Information supplied:
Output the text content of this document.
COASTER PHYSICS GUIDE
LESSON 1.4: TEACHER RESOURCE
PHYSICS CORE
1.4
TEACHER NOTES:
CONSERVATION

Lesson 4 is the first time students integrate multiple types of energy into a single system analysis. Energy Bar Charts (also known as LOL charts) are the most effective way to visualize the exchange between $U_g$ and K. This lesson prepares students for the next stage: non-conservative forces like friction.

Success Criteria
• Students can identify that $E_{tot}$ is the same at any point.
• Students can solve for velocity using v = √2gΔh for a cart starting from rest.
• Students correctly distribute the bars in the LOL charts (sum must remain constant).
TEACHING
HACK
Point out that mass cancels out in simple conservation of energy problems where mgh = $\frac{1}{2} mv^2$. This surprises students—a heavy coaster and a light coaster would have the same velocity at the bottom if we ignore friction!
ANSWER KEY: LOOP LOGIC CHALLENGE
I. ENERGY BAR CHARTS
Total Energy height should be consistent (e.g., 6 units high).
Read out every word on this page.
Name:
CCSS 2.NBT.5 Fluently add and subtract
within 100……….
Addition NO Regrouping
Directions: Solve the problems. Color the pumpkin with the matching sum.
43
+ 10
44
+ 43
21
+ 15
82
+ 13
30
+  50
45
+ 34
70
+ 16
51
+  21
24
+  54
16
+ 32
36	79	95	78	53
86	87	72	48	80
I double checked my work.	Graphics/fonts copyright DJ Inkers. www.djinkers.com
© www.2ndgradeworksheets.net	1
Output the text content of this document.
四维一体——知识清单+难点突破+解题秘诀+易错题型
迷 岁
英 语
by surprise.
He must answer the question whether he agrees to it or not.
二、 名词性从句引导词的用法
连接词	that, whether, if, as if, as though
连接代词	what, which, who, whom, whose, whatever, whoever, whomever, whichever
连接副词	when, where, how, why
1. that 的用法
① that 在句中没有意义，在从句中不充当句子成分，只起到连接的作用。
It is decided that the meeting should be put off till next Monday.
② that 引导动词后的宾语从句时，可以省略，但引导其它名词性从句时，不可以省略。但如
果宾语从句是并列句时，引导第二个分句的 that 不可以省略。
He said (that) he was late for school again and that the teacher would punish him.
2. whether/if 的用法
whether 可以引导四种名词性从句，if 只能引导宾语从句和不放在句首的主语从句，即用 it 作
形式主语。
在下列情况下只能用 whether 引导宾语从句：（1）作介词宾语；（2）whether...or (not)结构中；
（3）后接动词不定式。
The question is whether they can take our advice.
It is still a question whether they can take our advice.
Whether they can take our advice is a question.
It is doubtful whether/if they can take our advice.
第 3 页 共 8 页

Written instruction: Scan the material above for the string "PHYSICS" and report each line where you find it.

Exercise response:
COASTER PHYSICS GUIDE
PHYSICS CORE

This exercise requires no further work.